Dataset listings of figures:
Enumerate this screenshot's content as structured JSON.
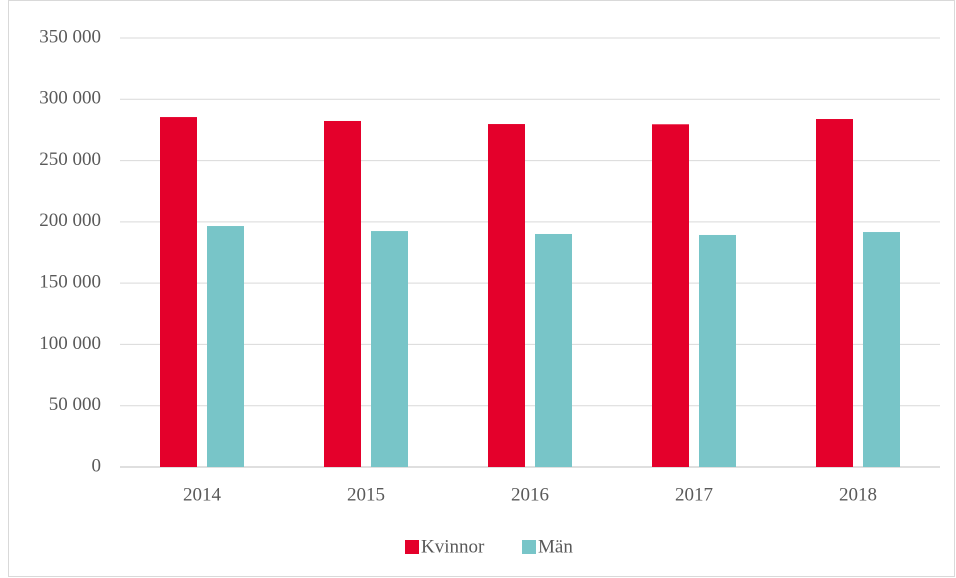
{
  "chart_data": {
    "type": "bar",
    "categories": [
      "2014",
      "2015",
      "2016",
      "2017",
      "2018"
    ],
    "series": [
      {
        "name": "Kvinnor",
        "color": "#e4002b",
        "values": [
          285500,
          282300,
          279800,
          279600,
          283900
        ]
      },
      {
        "name": "Män",
        "color": "#78c5c8",
        "values": [
          196600,
          192500,
          190100,
          189300,
          191700
        ]
      }
    ],
    "ylim": [
      0,
      350000
    ],
    "yticks": [
      0,
      {
        "value": 50000,
        "label": "50 000"
      },
      {
        "value": 100000,
        "label": "100 000"
      },
      {
        "value": 150000,
        "label": "150 000"
      },
      {
        "value": 200000,
        "label": "200 000"
      },
      {
        "value": 250000,
        "label": "250 000"
      },
      {
        "value": 300000,
        "label": "300 000"
      },
      {
        "value": 350000,
        "label": "350 000"
      }
    ],
    "grid": true,
    "legend": "bottom"
  }
}
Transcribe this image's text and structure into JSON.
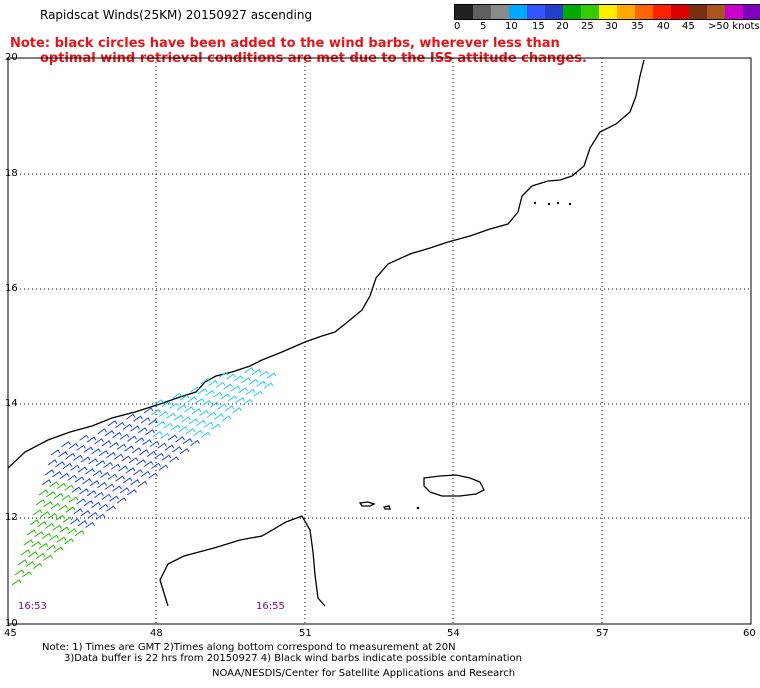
{
  "title": "Rapidscat Winds(25KM) 20150927 ascending",
  "red_note": {
    "line1": "Note: black circles have been added to the wind barbs, wherever less than",
    "line2": "optimal wind retrieval conditions are met due to the ISS attitude changes."
  },
  "legend": {
    "labels": [
      "0",
      "5",
      "10",
      "15",
      "20",
      "25",
      "30",
      "35",
      "40",
      "45",
      ">50 knots"
    ],
    "colors": [
      "#202020",
      "#606060",
      "#8a8a8a",
      "#00aaff",
      "#3355ff",
      "#2040cc",
      "#00aa00",
      "#33cc00",
      "#ffee00",
      "#ffaa00",
      "#ff6600",
      "#ff2200",
      "#dd0000",
      "#7a3010",
      "#aa5520",
      "#cc00cc",
      "#8000c0",
      "#400080"
    ]
  },
  "map": {
    "lat_labels": [
      "20",
      "18",
      "16",
      "14",
      "12",
      "10"
    ],
    "lon_labels": [
      "45",
      "48",
      "51",
      "54",
      "57",
      "60"
    ],
    "times": [
      "16:53",
      "16:55"
    ]
  },
  "footer": {
    "line1": "Note: 1) Times are GMT 2)Times along bottom correspond to measurement at 20N",
    "line2": "3)Data buffer is 22 hrs from 20150927 4) Black wind barbs indicate possible contamination",
    "line3": "NOAA/NESDIS/Center for Satellite Applications and Research"
  }
}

## [STATED EXERCISE]
Say how many lines above contain the string "bottom". Answer with the number only.

## [EXERCISE OUTPUT]
2